▼

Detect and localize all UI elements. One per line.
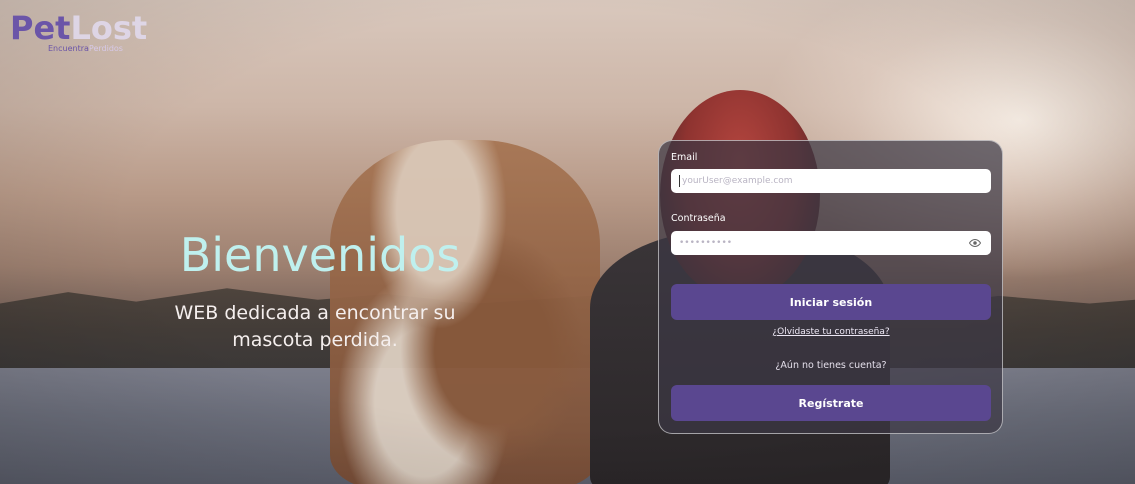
hero-title: Bienvenidos (179, 228, 461, 282)
login-card: Email yourUser@example.com Contraseña ••… (658, 140, 1003, 434)
password-value: •••••••••• (679, 238, 733, 248)
hero-subtitle-line2: mascota perdida. (232, 329, 398, 351)
text-caret (679, 175, 680, 187)
logo-tagline: EncuentraPerdidos (48, 44, 123, 53)
logo-word-lost: Lost (70, 9, 148, 47)
hero-subtitle-line1: WEB dedicada a encontrar su (174, 302, 456, 324)
email-label: Email (671, 152, 698, 163)
password-label: Contraseña (671, 213, 726, 224)
register-button[interactable]: Regístrate (671, 385, 991, 421)
email-placeholder: yourUser@example.com (682, 176, 793, 186)
logo-word-pet: Pet (10, 9, 71, 47)
petlost-logo[interactable]: PetLost EncuentraPerdidos (10, 8, 170, 58)
hero-subtitle: WEB dedicada a encontrar su mascota perd… (150, 300, 480, 354)
password-field[interactable]: •••••••••• (671, 231, 991, 255)
logo-wordmark: PetLost (10, 8, 147, 48)
logo-tagline-b: Perdidos (88, 44, 123, 53)
no-account-text: ¿Aún no tienes cuenta? (775, 360, 887, 371)
login-button[interactable]: Iniciar sesión (671, 284, 991, 320)
email-field[interactable]: yourUser@example.com (671, 169, 991, 193)
logo-tagline-a: Encuentra (48, 44, 89, 53)
forgot-password-link[interactable]: ¿Olvidaste tu contraseña? (671, 327, 991, 337)
eye-icon[interactable] (969, 237, 981, 249)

▲

* **OBJECTIVE**:
Convert the entries above into a JSON list of strings with one string per line. Skip blank lines and leave out the picture.

* **FULL RESPONSE**:
[
  "Detect and localize all UI elements. One per line.",
  "hero-title: Bienvenidos (179, 228, 461, 282)",
  "login-card: Email yourUser@example.com Contraseña ••… (658, 140, 1003, 434)",
  "password-value: •••••••••• (679, 238, 733, 248)",
  "hero-subtitle-line2: mascota perdida. (232, 329, 398, 351)",
  "text-caret (679, 175, 680, 187)",
  "logo-tagline: EncuentraPerdidos (48, 44, 123, 53)",
  "logo-word-lost: Lost (70, 9, 148, 47)",
  "hero-subtitle-line1: WEB dedicada a encontrar su (174, 302, 456, 324)",
  "email-label: Email (671, 152, 698, 163)",
  "password-label: Contraseña (671, 213, 726, 224)",
  "register-button[interactable]: Regístrate (671, 385, 991, 421)",
  "email-placeholder: yourUser@example.com (682, 176, 793, 186)",
  "logo-word-pet: Pet (10, 9, 71, 47)",
  "petlost-logo[interactable]: PetLost EncuentraPerdidos (10, 8, 170, 58)",
  "hero-subtitle: WEB dedicada a encontrar su mascota perd… (150, 300, 480, 354)",
  "password-field[interactable]: •••••••••• (671, 231, 991, 255)",
  "logo-wordmark: PetLost (10, 8, 147, 48)",
  "logo-tagline-b: Perdidos (88, 44, 123, 53)",
  "no-account-text: ¿Aún no tienes cuenta? (775, 360, 887, 371)",
  "login-button[interactable]: Iniciar sesión (671, 284, 991, 320)",
  "email-field[interactable]: yourUser@example.com (671, 169, 991, 193)",
  "logo-tagline-a: Encuentra (48, 44, 89, 53)",
  "forgot-password-link[interactable]: ¿Olvidaste tu contraseña? (671, 327, 991, 337)",
  "eye-icon[interactable] (969, 237, 981, 249)"
]